==== MATERIALS PROVIDED ====

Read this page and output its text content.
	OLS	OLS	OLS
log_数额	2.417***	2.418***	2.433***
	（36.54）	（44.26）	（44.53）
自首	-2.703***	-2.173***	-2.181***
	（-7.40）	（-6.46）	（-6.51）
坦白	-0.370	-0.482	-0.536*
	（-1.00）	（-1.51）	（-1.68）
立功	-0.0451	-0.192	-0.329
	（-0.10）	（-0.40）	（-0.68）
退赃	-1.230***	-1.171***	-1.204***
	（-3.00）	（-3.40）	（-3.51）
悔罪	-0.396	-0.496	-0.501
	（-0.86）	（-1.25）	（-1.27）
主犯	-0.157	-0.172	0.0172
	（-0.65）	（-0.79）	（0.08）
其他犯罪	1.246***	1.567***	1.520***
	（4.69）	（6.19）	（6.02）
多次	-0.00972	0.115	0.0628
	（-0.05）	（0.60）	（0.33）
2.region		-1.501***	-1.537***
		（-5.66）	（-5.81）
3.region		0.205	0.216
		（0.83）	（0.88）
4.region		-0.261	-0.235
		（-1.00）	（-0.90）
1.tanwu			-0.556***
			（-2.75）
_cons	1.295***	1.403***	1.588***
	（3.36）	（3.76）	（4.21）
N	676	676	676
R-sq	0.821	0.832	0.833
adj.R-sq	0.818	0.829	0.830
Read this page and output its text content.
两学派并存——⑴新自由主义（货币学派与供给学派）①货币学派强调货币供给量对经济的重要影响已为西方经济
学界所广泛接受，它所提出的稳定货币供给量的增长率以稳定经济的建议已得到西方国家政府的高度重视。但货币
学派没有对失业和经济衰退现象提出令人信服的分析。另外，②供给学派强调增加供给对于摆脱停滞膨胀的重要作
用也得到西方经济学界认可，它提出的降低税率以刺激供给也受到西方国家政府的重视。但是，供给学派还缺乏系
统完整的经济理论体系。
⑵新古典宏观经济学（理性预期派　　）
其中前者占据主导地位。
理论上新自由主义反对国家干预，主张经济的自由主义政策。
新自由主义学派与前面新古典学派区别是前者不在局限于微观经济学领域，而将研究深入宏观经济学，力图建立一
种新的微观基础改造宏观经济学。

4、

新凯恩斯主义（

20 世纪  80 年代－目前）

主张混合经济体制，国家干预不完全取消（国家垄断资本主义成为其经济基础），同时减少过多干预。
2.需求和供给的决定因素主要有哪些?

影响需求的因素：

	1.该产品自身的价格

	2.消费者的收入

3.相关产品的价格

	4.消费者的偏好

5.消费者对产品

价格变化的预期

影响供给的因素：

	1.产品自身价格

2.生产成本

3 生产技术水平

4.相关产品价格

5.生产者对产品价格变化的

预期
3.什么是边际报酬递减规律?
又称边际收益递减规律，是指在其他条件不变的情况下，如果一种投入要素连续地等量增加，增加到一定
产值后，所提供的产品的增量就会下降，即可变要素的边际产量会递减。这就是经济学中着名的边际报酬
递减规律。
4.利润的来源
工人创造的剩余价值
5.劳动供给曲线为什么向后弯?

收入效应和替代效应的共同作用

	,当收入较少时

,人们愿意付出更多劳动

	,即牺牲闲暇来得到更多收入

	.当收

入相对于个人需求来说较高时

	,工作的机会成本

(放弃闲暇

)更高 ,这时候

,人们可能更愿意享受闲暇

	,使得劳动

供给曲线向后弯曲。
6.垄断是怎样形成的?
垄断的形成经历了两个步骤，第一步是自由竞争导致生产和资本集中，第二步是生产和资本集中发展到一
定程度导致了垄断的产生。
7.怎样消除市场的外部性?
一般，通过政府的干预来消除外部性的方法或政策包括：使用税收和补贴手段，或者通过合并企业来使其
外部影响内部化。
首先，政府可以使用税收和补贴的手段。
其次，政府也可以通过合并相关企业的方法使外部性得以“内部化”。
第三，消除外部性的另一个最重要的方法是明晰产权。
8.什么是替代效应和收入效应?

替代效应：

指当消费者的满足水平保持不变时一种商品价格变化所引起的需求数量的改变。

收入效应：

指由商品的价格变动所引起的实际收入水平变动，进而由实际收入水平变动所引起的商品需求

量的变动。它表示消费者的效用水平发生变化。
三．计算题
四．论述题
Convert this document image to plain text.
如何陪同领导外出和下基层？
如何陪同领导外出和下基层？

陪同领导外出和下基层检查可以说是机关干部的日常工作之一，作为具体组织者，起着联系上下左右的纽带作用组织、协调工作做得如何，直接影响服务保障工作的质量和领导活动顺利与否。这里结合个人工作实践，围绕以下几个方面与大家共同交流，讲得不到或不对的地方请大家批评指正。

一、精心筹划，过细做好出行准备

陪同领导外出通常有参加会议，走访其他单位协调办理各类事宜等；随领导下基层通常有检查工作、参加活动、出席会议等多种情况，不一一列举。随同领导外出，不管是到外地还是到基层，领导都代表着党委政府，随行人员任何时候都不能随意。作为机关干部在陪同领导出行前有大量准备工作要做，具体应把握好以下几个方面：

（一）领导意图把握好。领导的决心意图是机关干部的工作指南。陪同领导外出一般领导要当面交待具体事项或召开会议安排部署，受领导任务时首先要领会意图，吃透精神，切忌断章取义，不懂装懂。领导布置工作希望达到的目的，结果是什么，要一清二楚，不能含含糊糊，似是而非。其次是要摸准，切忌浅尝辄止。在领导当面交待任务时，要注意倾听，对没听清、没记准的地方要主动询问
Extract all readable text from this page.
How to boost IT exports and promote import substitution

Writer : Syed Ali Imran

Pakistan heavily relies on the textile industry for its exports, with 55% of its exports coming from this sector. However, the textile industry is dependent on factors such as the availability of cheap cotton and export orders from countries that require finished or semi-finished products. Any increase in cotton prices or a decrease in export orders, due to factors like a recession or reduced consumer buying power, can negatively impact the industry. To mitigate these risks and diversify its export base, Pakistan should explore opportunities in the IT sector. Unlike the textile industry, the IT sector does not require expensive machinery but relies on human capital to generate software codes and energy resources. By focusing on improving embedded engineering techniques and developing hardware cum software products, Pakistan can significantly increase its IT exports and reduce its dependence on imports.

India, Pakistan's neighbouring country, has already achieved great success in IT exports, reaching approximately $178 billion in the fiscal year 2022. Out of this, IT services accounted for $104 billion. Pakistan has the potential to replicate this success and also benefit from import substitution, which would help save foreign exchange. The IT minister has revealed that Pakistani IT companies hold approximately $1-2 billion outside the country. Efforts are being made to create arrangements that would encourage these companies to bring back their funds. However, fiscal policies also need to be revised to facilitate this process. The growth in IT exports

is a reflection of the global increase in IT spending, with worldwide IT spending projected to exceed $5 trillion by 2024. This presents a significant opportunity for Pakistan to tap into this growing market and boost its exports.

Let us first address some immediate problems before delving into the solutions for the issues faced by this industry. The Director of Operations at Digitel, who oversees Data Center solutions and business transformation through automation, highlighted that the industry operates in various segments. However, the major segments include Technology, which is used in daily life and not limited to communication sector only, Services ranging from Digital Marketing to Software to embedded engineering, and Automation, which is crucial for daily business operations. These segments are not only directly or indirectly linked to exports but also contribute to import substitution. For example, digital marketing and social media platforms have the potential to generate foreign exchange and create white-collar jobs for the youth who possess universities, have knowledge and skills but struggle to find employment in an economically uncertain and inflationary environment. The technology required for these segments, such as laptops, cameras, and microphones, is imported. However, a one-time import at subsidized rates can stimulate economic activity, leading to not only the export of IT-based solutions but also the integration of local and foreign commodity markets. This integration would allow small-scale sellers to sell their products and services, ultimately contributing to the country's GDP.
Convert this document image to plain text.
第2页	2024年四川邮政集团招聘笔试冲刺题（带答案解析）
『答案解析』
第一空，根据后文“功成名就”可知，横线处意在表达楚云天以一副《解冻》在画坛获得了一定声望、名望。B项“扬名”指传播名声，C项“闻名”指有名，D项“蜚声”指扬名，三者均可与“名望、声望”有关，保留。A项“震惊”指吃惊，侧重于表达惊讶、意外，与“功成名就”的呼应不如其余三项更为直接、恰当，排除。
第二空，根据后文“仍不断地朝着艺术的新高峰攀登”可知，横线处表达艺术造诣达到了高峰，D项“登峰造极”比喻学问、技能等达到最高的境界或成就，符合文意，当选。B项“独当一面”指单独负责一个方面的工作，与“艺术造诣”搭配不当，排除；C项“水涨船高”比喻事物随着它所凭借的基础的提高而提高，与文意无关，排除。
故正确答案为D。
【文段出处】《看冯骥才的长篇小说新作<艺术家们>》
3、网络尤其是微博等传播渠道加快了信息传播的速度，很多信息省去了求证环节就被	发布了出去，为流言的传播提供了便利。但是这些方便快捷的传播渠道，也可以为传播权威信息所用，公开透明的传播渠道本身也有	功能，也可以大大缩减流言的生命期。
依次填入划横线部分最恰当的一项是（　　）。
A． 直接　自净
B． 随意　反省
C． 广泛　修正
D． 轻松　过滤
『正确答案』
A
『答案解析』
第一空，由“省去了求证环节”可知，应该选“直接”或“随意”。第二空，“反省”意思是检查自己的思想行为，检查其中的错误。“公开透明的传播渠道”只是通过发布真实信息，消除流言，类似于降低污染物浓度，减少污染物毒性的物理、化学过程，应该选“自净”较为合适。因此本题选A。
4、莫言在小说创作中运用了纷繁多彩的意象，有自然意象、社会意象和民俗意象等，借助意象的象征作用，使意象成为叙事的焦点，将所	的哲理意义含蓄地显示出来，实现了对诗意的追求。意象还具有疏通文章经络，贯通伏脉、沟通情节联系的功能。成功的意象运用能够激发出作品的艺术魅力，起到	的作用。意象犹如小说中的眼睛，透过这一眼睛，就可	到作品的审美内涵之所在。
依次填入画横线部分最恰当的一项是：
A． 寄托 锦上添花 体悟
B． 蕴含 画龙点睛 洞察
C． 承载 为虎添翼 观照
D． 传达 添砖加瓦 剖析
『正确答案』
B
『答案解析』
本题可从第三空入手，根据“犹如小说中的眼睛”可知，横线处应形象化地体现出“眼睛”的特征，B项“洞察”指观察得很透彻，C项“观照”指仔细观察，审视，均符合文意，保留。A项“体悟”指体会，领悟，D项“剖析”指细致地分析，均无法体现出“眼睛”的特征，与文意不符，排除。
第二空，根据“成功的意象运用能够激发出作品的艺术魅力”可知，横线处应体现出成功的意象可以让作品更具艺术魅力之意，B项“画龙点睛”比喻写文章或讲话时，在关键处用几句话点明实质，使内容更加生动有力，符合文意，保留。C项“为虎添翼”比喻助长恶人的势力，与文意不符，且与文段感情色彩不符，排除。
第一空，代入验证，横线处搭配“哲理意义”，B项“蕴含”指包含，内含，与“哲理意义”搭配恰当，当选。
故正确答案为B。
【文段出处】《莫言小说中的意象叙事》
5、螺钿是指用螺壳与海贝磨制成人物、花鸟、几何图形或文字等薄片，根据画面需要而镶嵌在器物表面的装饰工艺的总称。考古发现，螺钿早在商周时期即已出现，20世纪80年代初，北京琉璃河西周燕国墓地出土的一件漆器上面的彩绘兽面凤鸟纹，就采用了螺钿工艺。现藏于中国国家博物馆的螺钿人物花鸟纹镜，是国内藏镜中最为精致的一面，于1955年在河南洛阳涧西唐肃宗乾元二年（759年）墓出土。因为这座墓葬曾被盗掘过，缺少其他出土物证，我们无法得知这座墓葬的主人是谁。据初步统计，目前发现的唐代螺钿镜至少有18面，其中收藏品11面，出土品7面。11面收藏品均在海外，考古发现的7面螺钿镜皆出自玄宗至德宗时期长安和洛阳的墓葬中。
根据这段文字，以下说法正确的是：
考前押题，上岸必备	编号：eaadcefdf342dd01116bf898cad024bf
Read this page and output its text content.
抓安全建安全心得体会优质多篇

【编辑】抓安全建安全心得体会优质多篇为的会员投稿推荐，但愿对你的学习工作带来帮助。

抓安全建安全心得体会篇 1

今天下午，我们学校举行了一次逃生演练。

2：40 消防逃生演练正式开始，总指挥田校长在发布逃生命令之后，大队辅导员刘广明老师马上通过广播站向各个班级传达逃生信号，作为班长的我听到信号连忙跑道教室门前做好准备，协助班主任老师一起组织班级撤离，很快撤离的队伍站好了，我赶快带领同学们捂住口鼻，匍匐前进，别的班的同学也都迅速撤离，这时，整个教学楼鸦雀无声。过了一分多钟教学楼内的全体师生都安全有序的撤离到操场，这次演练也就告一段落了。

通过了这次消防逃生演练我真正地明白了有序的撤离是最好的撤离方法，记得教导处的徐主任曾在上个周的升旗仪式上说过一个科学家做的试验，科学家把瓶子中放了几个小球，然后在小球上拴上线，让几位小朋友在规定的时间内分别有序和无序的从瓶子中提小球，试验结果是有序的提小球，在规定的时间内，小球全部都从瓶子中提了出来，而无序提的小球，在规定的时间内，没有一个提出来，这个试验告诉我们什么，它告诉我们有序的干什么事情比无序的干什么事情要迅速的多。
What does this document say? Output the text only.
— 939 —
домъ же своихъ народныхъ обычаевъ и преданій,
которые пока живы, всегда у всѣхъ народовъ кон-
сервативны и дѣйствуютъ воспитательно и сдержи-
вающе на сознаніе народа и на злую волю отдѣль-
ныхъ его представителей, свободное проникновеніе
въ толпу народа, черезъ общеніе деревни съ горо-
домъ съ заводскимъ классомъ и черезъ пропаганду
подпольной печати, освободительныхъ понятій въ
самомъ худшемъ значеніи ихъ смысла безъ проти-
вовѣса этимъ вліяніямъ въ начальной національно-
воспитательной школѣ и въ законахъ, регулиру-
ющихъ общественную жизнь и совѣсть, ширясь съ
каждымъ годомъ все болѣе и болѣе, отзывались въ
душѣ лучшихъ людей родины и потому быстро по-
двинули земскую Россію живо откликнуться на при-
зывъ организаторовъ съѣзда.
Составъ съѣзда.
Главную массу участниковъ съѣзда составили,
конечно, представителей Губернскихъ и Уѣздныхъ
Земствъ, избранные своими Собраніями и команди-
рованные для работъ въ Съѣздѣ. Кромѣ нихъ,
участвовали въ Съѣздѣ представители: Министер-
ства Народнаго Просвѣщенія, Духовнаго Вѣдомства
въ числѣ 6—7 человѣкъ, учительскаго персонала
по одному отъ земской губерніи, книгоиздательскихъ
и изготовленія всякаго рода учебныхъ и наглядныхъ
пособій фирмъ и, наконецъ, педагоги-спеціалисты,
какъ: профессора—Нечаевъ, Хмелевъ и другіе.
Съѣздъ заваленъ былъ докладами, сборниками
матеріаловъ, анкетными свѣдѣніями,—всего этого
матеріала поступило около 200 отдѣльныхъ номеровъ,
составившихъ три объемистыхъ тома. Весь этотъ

====

Show all lines in the entries above where the word "съѣзда" appears.

◆ EXERCISE ANSWER:
зывъ организаторовъ съѣзда.
Составъ съѣзда.
Главную массу участниковъ съѣзда составили,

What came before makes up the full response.